→ INSTRUCTIONS FOR THE TASK: Read through the data and report every line in which the word "voivat" occurs.

→ AVAILABLE DATA:
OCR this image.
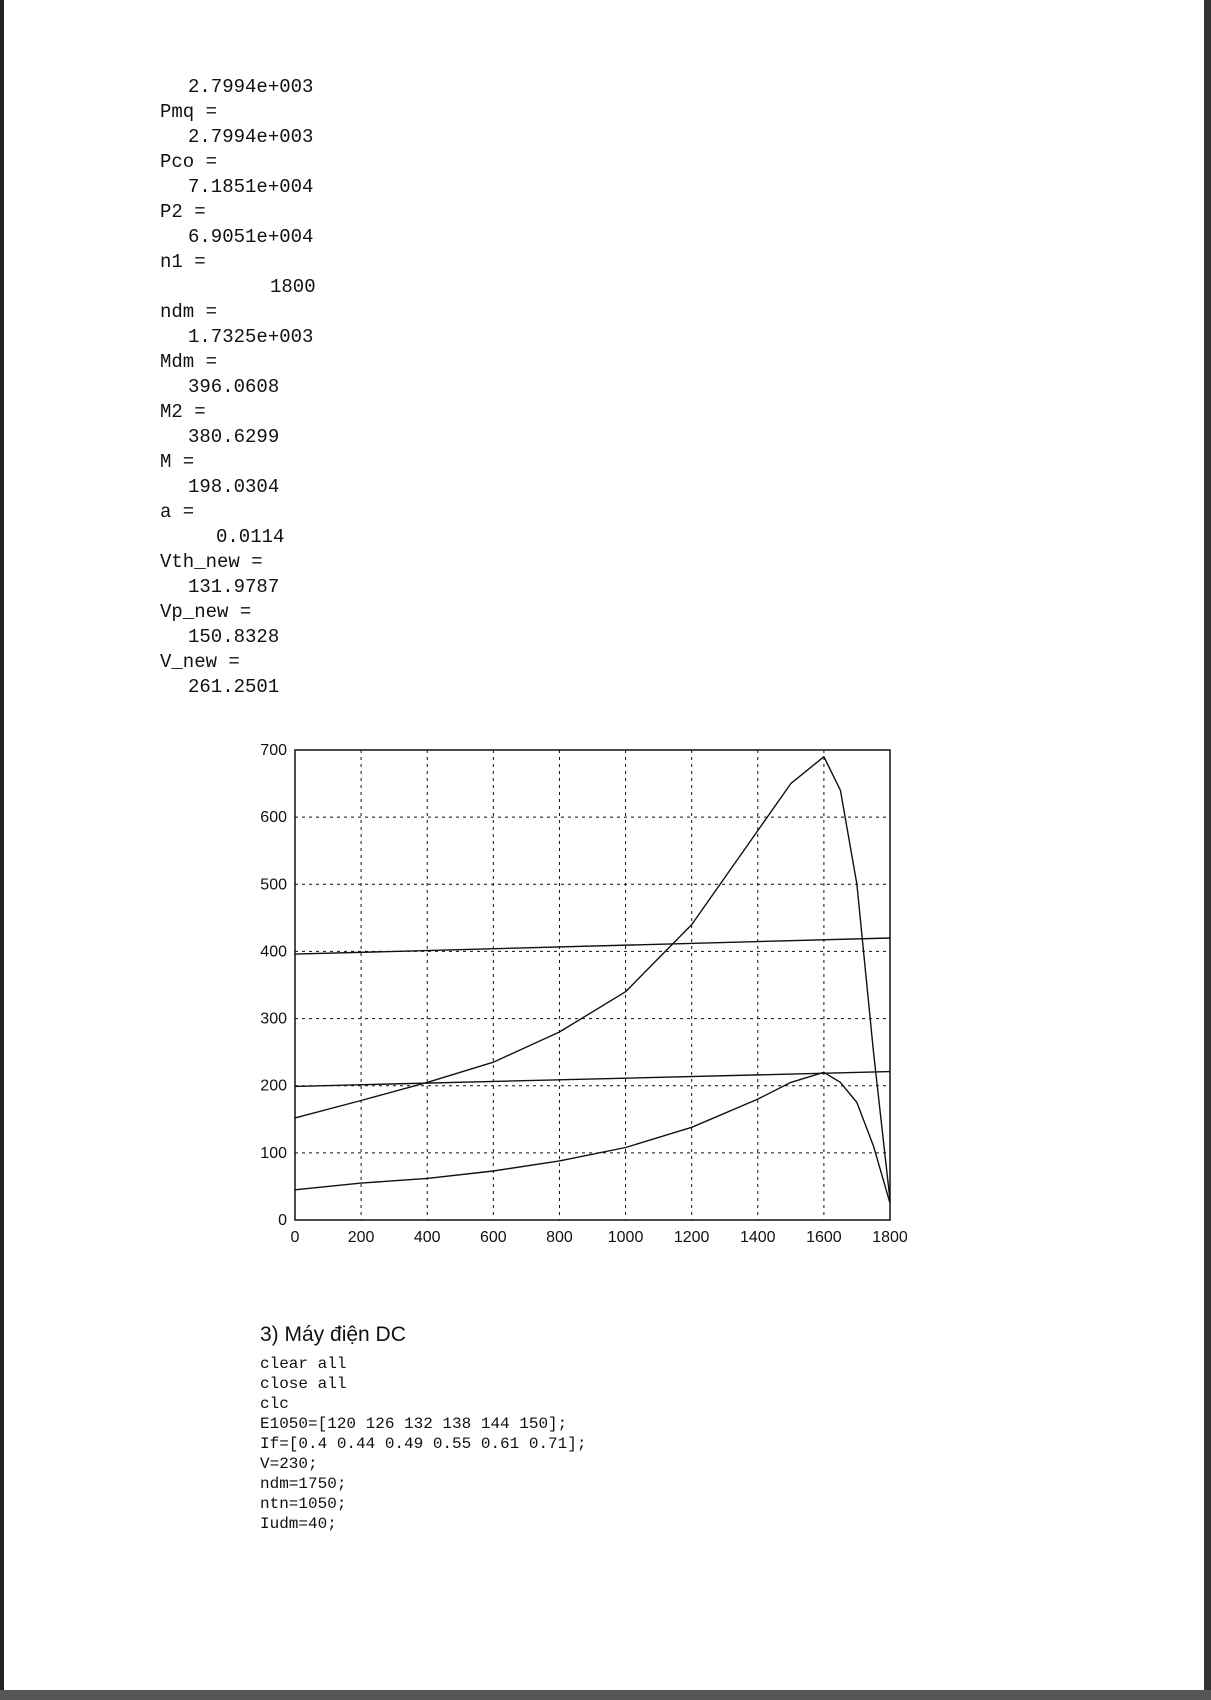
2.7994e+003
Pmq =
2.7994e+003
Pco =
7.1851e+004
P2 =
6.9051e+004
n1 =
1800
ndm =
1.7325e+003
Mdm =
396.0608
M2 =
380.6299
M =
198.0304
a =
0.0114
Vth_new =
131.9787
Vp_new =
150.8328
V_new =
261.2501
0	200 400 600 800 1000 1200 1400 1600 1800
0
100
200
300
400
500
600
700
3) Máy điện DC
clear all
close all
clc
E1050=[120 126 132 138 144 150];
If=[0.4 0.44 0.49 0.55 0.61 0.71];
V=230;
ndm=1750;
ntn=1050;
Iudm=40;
==
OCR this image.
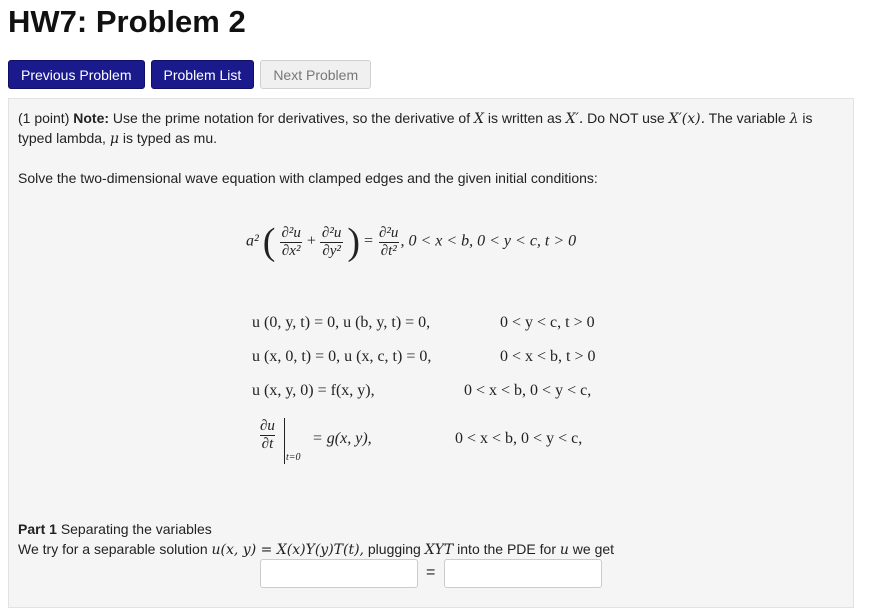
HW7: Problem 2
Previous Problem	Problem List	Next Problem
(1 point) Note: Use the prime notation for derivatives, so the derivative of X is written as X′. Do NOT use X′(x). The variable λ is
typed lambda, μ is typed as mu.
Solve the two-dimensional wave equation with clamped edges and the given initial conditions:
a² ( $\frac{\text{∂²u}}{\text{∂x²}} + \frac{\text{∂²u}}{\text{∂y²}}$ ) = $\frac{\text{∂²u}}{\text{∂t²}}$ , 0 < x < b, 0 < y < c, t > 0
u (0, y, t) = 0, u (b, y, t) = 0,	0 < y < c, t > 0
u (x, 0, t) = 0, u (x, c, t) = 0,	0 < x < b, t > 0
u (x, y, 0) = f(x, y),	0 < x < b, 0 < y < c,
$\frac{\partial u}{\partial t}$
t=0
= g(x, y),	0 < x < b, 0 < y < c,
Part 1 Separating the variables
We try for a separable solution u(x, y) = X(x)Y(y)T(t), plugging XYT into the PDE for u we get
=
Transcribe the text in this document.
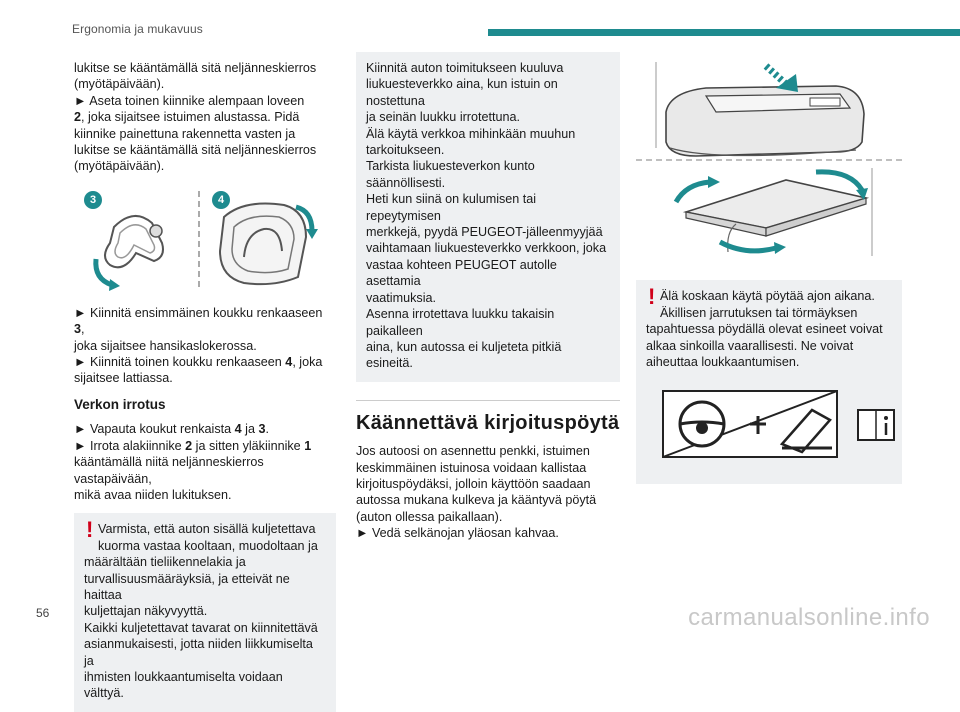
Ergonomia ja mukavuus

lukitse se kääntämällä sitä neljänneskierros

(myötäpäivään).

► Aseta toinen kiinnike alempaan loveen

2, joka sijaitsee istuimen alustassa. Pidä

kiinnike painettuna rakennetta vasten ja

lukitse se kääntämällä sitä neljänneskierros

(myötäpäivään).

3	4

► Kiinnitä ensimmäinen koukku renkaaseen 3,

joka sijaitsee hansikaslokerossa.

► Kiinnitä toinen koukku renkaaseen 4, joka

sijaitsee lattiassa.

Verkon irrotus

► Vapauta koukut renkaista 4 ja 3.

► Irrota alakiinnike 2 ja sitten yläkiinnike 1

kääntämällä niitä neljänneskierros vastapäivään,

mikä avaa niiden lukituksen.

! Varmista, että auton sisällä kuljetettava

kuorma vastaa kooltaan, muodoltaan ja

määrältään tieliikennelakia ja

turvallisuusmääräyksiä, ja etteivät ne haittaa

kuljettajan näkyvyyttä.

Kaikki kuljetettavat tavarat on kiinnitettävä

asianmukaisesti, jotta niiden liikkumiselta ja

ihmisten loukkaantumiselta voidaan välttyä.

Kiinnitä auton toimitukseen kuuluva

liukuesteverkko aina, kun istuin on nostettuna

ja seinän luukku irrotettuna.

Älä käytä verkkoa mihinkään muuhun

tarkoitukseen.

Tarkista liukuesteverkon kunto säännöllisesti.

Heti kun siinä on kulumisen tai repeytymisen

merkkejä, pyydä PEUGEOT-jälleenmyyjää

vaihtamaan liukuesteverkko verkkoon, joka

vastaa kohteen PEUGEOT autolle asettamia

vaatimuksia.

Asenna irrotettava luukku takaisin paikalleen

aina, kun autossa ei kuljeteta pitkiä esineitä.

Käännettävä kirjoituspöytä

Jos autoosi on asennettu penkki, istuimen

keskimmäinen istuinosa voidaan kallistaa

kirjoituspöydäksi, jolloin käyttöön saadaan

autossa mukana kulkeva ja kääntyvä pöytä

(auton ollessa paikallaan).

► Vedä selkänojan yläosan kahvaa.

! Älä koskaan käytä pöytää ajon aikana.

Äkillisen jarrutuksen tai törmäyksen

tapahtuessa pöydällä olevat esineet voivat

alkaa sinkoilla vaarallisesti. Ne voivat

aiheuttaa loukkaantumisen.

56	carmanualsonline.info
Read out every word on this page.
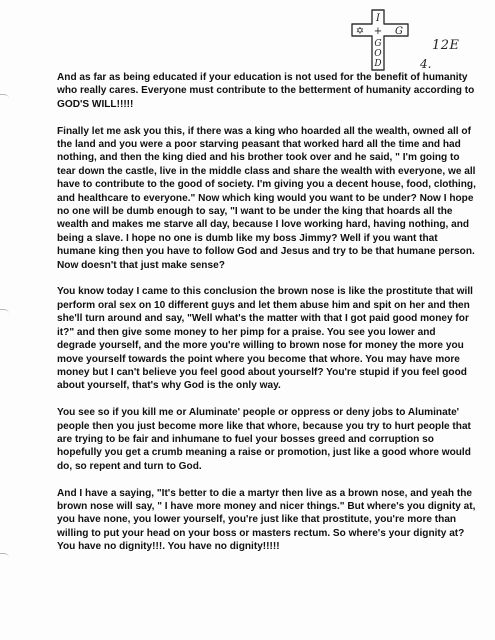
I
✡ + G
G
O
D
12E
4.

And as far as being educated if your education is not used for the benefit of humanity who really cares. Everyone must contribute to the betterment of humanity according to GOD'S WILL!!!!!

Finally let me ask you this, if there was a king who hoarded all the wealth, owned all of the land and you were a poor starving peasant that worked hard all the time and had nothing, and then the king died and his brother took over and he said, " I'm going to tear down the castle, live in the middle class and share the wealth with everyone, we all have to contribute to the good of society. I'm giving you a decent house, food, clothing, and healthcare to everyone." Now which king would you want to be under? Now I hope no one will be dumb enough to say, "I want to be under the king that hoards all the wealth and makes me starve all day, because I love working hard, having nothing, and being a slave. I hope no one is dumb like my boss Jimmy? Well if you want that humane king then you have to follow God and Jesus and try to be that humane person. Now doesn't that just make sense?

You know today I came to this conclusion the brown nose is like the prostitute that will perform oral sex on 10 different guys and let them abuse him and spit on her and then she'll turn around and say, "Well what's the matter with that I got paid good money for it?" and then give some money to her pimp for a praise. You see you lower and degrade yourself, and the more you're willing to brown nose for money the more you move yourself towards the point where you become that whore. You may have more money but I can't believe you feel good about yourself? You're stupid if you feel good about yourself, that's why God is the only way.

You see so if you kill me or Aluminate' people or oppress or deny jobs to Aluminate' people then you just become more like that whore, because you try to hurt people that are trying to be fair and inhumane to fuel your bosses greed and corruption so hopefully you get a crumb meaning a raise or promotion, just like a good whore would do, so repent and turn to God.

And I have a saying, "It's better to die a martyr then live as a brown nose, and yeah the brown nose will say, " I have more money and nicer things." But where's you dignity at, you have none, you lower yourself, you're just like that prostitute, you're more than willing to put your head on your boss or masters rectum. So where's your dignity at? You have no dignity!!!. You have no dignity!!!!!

→ ANSWER FOR THE TASK:
tapahtuessa pöydällä olevat esineet voivat
alkaa sinkoilla vaarallisesti. Ne voivat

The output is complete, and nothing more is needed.